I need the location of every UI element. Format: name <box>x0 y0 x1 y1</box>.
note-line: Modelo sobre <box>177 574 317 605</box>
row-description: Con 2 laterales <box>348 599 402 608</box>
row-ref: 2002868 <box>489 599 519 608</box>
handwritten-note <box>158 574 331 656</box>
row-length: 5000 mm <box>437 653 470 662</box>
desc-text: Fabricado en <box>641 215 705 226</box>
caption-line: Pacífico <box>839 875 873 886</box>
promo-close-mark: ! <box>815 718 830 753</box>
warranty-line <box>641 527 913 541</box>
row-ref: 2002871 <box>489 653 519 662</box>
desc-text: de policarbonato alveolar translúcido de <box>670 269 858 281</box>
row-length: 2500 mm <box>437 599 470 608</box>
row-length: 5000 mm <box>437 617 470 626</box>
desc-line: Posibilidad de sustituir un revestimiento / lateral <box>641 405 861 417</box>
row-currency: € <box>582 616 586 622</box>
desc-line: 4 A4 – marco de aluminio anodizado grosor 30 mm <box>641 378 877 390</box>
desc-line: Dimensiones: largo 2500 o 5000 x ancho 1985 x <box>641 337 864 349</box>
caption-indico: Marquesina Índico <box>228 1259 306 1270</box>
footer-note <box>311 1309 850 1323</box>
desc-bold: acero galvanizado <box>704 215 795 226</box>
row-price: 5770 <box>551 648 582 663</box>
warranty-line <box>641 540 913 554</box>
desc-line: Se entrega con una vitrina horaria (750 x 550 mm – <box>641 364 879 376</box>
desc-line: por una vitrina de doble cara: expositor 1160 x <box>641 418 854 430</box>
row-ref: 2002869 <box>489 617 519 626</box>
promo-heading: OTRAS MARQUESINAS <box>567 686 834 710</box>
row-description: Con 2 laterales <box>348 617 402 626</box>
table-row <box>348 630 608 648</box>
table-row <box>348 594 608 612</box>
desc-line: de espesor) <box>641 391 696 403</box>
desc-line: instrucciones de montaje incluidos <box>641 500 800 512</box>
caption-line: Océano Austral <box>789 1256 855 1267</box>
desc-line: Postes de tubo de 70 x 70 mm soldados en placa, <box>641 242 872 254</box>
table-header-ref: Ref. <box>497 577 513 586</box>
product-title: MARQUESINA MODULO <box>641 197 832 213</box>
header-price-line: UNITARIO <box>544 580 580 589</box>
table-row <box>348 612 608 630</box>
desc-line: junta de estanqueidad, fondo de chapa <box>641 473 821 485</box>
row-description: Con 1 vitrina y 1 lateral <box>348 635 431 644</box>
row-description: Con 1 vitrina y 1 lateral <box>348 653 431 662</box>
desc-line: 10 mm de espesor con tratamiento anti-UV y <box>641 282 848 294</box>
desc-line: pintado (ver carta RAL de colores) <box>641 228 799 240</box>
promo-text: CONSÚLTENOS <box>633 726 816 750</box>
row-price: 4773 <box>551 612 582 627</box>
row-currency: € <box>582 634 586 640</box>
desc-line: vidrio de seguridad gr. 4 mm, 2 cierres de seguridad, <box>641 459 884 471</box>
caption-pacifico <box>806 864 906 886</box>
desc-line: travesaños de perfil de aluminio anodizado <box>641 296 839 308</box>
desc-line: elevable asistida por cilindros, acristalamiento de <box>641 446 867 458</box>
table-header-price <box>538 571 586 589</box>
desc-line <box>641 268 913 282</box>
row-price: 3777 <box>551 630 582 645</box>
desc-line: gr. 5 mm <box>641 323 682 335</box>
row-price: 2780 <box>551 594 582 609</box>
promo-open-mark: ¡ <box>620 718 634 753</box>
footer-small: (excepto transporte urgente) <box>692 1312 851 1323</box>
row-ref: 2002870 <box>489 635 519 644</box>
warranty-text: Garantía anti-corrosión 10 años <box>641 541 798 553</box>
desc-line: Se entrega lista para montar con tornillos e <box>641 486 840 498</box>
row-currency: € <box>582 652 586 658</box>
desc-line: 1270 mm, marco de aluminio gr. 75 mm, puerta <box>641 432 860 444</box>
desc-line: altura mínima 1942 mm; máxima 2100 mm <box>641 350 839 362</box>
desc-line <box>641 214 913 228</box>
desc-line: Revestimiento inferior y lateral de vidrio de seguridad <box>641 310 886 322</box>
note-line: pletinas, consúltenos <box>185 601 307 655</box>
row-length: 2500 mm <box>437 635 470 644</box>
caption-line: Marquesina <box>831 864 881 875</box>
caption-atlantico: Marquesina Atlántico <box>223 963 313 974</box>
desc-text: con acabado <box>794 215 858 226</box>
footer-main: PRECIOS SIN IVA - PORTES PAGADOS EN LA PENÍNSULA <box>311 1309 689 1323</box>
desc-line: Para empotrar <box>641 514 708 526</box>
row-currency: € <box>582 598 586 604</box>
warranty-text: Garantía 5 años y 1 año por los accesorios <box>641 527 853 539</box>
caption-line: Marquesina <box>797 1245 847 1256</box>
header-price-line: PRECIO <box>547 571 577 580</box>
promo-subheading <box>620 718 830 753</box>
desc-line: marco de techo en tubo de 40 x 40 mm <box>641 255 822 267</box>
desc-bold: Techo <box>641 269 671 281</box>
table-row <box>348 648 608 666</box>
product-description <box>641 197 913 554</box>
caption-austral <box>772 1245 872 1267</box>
++++
**Work required:** Copy all of the lines above word for word, keeping every character the same.

**Task result:**
I need the location of every UI element. Format: name <box>x0 y0 x1 y1</box>.
note-line: Modelo sobre <box>177 574 317 605</box>
row-description: Con 2 laterales <box>348 599 402 608</box>
row-ref: 2002868 <box>489 599 519 608</box>
handwritten-note <box>158 574 331 656</box>
row-length: 5000 mm <box>437 653 470 662</box>
desc-text: Fabricado en <box>641 215 705 226</box>
caption-line: Pacífico <box>839 875 873 886</box>
promo-close-mark: ! <box>815 718 830 753</box>
warranty-line <box>641 527 913 541</box>
row-ref: 2002871 <box>489 653 519 662</box>
desc-text: de policarbonato alveolar translúcido de <box>670 269 858 281</box>
row-length: 2500 mm <box>437 599 470 608</box>
row-length: 5000 mm <box>437 617 470 626</box>
desc-line: Posibilidad de sustituir un revestimiento / lateral <box>641 405 861 417</box>
row-currency: € <box>582 616 586 622</box>
desc-line: 4 A4 – marco de aluminio anodizado grosor 30 mm <box>641 378 877 390</box>
desc-line: Dimensiones: largo 2500 o 5000 x ancho 1985 x <box>641 337 864 349</box>
caption-indico: Marquesina Índico <box>228 1259 306 1270</box>
footer-note <box>311 1309 850 1323</box>
desc-bold: acero galvanizado <box>704 215 795 226</box>
row-price: 5770 <box>551 648 582 663</box>
warranty-line <box>641 540 913 554</box>
desc-line: Se entrega con una vitrina horaria (750 x 550 mm – <box>641 364 879 376</box>
desc-line: por una vitrina de doble cara: expositor 1160 x <box>641 418 854 430</box>
row-ref: 2002869 <box>489 617 519 626</box>
promo-heading: OTRAS MARQUESINAS <box>567 686 834 710</box>
row-description: Con 2 laterales <box>348 617 402 626</box>
table-row <box>348 630 608 648</box>
table-row <box>348 594 608 612</box>
desc-line: de espesor) <box>641 391 696 403</box>
desc-line: instrucciones de montaje incluidos <box>641 500 800 512</box>
caption-line: Océano Austral <box>789 1256 855 1267</box>
desc-line: Postes de tubo de 70 x 70 mm soldados en placa, <box>641 242 872 254</box>
table-header-ref: Ref. <box>497 577 513 586</box>
product-title: MARQUESINA MODULO <box>641 197 832 213</box>
header-price-line: UNITARIO <box>544 580 580 589</box>
table-row <box>348 612 608 630</box>
desc-line: junta de estanqueidad, fondo de chapa <box>641 473 821 485</box>
row-description: Con 1 vitrina y 1 lateral <box>348 635 431 644</box>
row-description: Con 1 vitrina y 1 lateral <box>348 653 431 662</box>
desc-line: 10 mm de espesor con tratamiento anti-UV y <box>641 282 848 294</box>
desc-line: pintado (ver carta RAL de colores) <box>641 228 799 240</box>
promo-text: CONSÚLTENOS <box>633 726 816 750</box>
row-price: 4773 <box>551 612 582 627</box>
row-currency: € <box>582 634 586 640</box>
desc-line: vidrio de seguridad gr. 4 mm, 2 cierres de seguridad, <box>641 459 884 471</box>
caption-pacifico <box>806 864 906 886</box>
desc-line: travesaños de perfil de aluminio anodizado <box>641 296 839 308</box>
desc-line: elevable asistida por cilindros, acristalamiento de <box>641 446 867 458</box>
table-header-price <box>538 571 586 589</box>
desc-line <box>641 268 913 282</box>
row-price: 3777 <box>551 630 582 645</box>
desc-line: gr. 5 mm <box>641 323 682 335</box>
row-price: 2780 <box>551 594 582 609</box>
promo-open-mark: ¡ <box>620 718 634 753</box>
footer-small: (excepto transporte urgente) <box>692 1312 851 1323</box>
row-ref: 2002870 <box>489 635 519 644</box>
warranty-text: Garantía anti-corrosión 10 años <box>641 541 798 553</box>
desc-line: Se entrega lista para montar con tornillos e <box>641 486 840 498</box>
row-currency: € <box>582 652 586 658</box>
desc-line: 1270 mm, marco de aluminio gr. 75 mm, puerta <box>641 432 860 444</box>
desc-line: altura mínima 1942 mm; máxima 2100 mm <box>641 350 839 362</box>
desc-line <box>641 214 913 228</box>
desc-line: Revestimiento inferior y lateral de vidrio de seguridad <box>641 310 886 322</box>
note-line: pletinas, consúltenos <box>185 601 307 655</box>
row-length: 2500 mm <box>437 635 470 644</box>
caption-line: Marquesina <box>831 864 881 875</box>
caption-atlantico: Marquesina Atlántico <box>223 963 313 974</box>
desc-text: con acabado <box>794 215 858 226</box>
footer-main: PRECIOS SIN IVA - PORTES PAGADOS EN LA PENÍNSULA <box>311 1309 689 1323</box>
desc-line: Para empotrar <box>641 514 708 526</box>
row-currency: € <box>582 598 586 604</box>
warranty-text: Garantía 5 años y 1 año por los accesorios <box>641 527 853 539</box>
caption-line: Marquesina <box>797 1245 847 1256</box>
header-price-line: PRECIO <box>547 571 577 580</box>
promo-subheading <box>620 718 830 753</box>
desc-line: marco de techo en tubo de 40 x 40 mm <box>641 255 822 267</box>
desc-bold: Techo <box>641 269 671 281</box>
table-row <box>348 648 608 666</box>
product-description <box>641 197 913 554</box>
caption-austral <box>772 1245 872 1267</box>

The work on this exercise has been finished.